> **WRITTEN INSTRUCTION**: Sort through the entries below and pull out lines containing the word "panel".

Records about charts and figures
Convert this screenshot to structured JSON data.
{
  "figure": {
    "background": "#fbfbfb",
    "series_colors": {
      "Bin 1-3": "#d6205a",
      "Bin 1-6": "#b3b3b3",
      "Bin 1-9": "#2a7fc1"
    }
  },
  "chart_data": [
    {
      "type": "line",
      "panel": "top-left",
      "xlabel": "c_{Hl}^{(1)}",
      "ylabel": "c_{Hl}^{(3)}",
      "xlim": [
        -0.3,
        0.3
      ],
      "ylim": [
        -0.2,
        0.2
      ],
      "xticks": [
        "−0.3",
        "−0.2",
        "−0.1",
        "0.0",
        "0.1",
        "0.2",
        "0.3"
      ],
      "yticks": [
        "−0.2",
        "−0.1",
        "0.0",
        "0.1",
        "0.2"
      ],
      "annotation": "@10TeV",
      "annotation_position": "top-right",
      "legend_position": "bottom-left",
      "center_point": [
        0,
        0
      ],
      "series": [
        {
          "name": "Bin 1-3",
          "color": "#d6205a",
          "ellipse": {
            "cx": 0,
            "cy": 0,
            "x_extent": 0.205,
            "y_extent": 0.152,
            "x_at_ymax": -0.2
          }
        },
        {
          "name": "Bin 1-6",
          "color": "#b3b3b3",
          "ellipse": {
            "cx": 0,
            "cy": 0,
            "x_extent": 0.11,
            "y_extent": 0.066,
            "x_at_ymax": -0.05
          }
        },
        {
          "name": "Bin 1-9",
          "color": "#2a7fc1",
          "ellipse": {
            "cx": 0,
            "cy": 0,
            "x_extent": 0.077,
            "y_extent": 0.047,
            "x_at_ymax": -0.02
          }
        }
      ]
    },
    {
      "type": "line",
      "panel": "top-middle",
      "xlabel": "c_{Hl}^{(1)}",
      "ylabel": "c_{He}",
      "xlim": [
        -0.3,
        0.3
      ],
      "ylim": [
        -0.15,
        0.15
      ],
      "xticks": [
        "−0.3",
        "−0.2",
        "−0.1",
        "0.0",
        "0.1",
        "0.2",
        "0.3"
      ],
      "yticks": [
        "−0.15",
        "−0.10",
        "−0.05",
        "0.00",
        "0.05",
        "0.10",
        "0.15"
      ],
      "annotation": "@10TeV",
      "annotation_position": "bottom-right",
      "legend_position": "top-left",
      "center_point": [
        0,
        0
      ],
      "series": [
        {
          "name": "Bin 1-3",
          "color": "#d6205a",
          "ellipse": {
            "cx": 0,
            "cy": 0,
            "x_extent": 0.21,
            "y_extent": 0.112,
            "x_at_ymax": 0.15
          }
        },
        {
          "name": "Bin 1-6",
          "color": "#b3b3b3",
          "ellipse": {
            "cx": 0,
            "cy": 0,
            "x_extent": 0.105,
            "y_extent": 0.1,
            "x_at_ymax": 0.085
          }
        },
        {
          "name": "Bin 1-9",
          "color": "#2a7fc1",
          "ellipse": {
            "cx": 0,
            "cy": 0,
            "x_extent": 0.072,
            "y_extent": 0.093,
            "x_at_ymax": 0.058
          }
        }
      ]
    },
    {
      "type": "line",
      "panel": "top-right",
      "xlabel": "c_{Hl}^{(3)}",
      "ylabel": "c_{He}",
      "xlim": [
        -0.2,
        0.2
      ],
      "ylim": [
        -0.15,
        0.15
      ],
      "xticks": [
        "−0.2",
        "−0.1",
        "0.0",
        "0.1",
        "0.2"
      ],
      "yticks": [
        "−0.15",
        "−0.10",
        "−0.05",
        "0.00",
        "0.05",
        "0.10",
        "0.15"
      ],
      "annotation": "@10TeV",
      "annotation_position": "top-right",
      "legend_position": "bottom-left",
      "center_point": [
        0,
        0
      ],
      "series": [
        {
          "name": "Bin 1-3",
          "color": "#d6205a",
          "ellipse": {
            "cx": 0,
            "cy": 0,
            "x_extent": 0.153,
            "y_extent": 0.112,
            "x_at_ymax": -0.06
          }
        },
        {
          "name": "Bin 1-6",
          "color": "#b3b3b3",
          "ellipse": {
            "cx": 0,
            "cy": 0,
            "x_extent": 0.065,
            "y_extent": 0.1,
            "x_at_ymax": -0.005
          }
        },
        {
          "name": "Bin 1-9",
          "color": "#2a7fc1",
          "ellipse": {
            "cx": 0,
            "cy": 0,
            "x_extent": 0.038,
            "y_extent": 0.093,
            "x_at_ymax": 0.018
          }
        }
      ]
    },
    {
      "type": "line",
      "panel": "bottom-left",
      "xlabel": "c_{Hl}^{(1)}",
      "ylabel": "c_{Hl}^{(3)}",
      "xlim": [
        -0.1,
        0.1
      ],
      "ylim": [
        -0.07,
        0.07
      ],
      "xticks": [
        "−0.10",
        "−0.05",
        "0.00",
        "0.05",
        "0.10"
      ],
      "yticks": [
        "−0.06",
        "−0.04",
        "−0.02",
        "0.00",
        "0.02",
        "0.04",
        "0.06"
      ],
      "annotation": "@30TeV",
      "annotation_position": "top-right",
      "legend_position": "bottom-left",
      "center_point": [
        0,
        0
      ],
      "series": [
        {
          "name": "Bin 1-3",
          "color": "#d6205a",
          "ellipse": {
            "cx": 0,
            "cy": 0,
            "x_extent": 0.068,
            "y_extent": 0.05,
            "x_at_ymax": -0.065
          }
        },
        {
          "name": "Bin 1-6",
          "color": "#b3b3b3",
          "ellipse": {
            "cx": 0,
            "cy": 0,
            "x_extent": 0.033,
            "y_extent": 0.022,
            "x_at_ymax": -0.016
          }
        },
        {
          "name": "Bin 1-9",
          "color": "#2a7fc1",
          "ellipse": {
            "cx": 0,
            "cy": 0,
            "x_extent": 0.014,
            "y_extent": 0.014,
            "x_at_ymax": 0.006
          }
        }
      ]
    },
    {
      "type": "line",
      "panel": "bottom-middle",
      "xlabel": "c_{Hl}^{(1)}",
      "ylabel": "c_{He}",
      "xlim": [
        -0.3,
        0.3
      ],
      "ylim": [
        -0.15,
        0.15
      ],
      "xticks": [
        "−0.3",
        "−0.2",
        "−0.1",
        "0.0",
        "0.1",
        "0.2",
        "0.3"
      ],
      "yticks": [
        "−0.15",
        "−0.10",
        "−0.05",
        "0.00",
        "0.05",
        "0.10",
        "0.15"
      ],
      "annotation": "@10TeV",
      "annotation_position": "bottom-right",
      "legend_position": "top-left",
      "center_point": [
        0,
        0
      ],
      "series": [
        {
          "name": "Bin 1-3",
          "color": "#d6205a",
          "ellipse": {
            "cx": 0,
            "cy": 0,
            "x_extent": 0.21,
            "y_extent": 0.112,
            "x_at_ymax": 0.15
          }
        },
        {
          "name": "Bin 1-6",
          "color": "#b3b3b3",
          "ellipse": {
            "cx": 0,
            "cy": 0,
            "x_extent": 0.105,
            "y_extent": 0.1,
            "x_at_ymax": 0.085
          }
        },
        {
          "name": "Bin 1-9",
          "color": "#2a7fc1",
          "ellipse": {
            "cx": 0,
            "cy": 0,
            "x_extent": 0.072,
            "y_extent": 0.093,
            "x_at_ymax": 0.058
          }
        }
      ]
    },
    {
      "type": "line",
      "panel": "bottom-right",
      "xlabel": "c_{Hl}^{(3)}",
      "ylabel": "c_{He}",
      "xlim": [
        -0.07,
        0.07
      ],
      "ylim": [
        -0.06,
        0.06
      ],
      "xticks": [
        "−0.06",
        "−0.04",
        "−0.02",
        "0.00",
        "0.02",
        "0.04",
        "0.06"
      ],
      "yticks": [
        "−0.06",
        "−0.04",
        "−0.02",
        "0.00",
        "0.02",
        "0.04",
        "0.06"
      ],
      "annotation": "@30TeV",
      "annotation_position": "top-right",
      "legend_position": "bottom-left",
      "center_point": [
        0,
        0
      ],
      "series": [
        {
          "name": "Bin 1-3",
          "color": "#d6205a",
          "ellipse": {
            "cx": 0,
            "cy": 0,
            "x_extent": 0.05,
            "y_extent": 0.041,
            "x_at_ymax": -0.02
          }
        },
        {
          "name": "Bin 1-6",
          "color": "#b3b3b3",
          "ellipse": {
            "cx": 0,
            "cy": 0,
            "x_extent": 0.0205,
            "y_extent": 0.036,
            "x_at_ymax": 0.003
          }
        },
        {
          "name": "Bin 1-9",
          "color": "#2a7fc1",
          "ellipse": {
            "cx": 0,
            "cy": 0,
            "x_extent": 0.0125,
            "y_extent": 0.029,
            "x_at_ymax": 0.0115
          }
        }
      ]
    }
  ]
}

> **RESULT OF THE EXERCISE**:
      "panel": "top-left",
      "panel": "top-middle",
      "panel": "top-right",
      "panel": "bottom-left",
      "panel": "bottom-middle",
      "panel": "bottom-right",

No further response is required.